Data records
↓

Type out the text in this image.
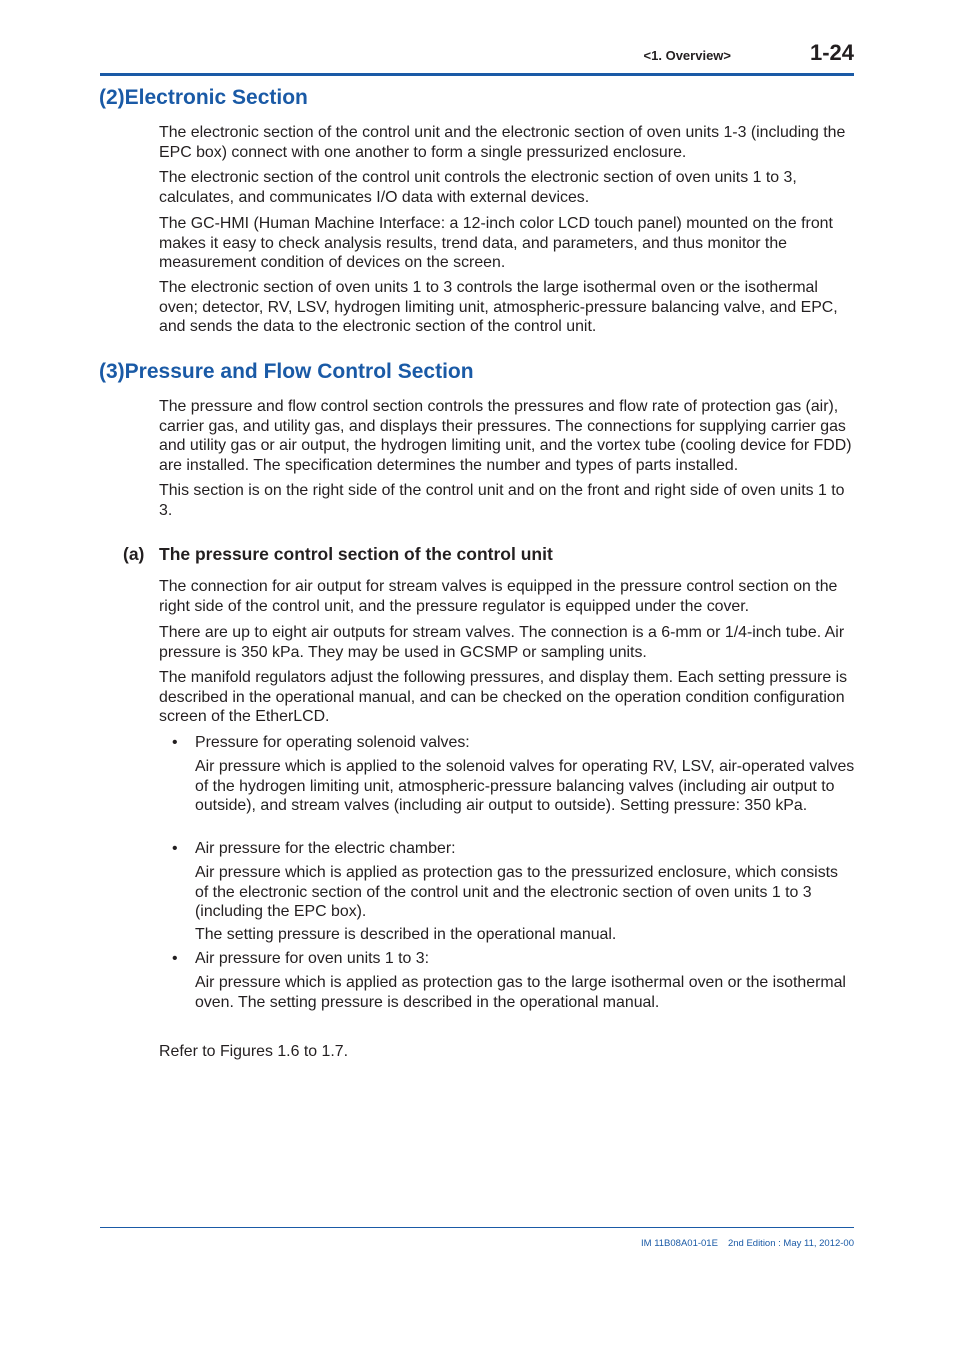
<1. Overview>	1-24
(2)Electronic Section

The electronic section of the control unit and the electronic section of oven units 1-3 (including the EPC box) connect with one another to form a single pressurized enclosure.

The electronic section of the control unit controls the electronic section of oven units 1 to 3, calculates, and communicates I/O data with external devices.

The GC-HMI (Human Machine Interface: a 12-inch color LCD touch panel) mounted on the front makes it easy to check analysis results, trend data, and parameters, and thus monitor the measurement condition of devices on the screen.

The electronic section of oven units 1 to 3 controls the large isothermal oven or the isothermal oven; detector, RV, LSV, hydrogen limiting unit, atmospheric-pressure balancing valve, and EPC, and sends the data to the electronic section of the control unit.

(3)Pressure and Flow Control Section

The pressure and flow control section controls the pressures and flow rate of protection gas (air), carrier gas, and utility gas, and displays their pressures. The connections for supplying carrier gas and utility gas or air output, the hydrogen limiting unit, and the vortex tube (cooling device for FDD) are installed. The specification determines the number and types of parts installed.

This section is on the right side of the control unit and on the front and right side of oven units 1 to 3.

(a) The pressure control section of the control unit

The connection for air output for stream valves is equipped in the pressure control section on the right side of the control unit, and the pressure regulator is equipped under the cover.

There are up to eight air outputs for stream valves. The connection is a 6-mm or 1/4-inch tube. Air pressure is 350 kPa. They may be used in GCSMP or sampling units.

The manifold regulators adjust the following pressures, and display them. Each setting pressure is described in the operational manual, and can be checked on the operation condition configuration screen of the EtherLCD.

• Pressure for operating solenoid valves:

Air pressure which is applied to the solenoid valves for operating RV, LSV, air-operated valves of the hydrogen limiting unit, atmospheric-pressure balancing valves (including air output to outside), and stream valves (including air output to outside). Setting pressure: 350 kPa.

• Air pressure for the electric chamber:

Air pressure which is applied as protection gas to the pressurized enclosure, which consists of the electronic section of the control unit and the electronic section of oven units 1 to 3 (including the EPC box).

The setting pressure is described in the operational manual.

• Air pressure for oven units 1 to 3:

Air pressure which is applied as protection gas to the large isothermal oven or the isothermal oven. The setting pressure is described in the operational manual.

Refer to Figures 1.6 to 1.7.

IM 11B08A01-01E 2nd Edition : May 11, 2012-00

↑

# Aim
Leave the pictures out, and print every line of the listing exactly as written.

# Written answer
Type out the text in this image.
<1. Overview>	1-24
(2)Electronic Section

The electronic section of the control unit and the electronic section of oven units 1-3 (including the EPC box) connect with one another to form a single pressurized enclosure.

The electronic section of the control unit controls the electronic section of oven units 1 to 3, calculates, and communicates I/O data with external devices.

The GC-HMI (Human Machine Interface: a 12-inch color LCD touch panel) mounted on the front makes it easy to check analysis results, trend data, and parameters, and thus monitor the measurement condition of devices on the screen.

The electronic section of oven units 1 to 3 controls the large isothermal oven or the isothermal oven; detector, RV, LSV, hydrogen limiting unit, atmospheric-pressure balancing valve, and EPC, and sends the data to the electronic section of the control unit.

(3)Pressure and Flow Control Section

The pressure and flow control section controls the pressures and flow rate of protection gas (air), carrier gas, and utility gas, and displays their pressures. The connections for supplying carrier gas and utility gas or air output, the hydrogen limiting unit, and the vortex tube (cooling device for FDD) are installed. The specification determines the number and types of parts installed.

This section is on the right side of the control unit and on the front and right side of oven units 1 to 3.

(a) The pressure control section of the control unit

The connection for air output for stream valves is equipped in the pressure control section on the right side of the control unit, and the pressure regulator is equipped under the cover.

There are up to eight air outputs for stream valves. The connection is a 6-mm or 1/4-inch tube. Air pressure is 350 kPa. They may be used in GCSMP or sampling units.

The manifold regulators adjust the following pressures, and display them. Each setting pressure is described in the operational manual, and can be checked on the operation condition configuration screen of the EtherLCD.

• Pressure for operating solenoid valves:

Air pressure which is applied to the solenoid valves for operating RV, LSV, air-operated valves of the hydrogen limiting unit, atmospheric-pressure balancing valves (including air output to outside), and stream valves (including air output to outside). Setting pressure: 350 kPa.

• Air pressure for the electric chamber:

Air pressure which is applied as protection gas to the pressurized enclosure, which consists of the electronic section of the control unit and the electronic section of oven units 1 to 3 (including the EPC box).

The setting pressure is described in the operational manual.

• Air pressure for oven units 1 to 3:

Air pressure which is applied as protection gas to the large isothermal oven or the isothermal oven. The setting pressure is described in the operational manual.

Refer to Figures 1.6 to 1.7.

IM 11B08A01-01E 2nd Edition : May 11, 2012-00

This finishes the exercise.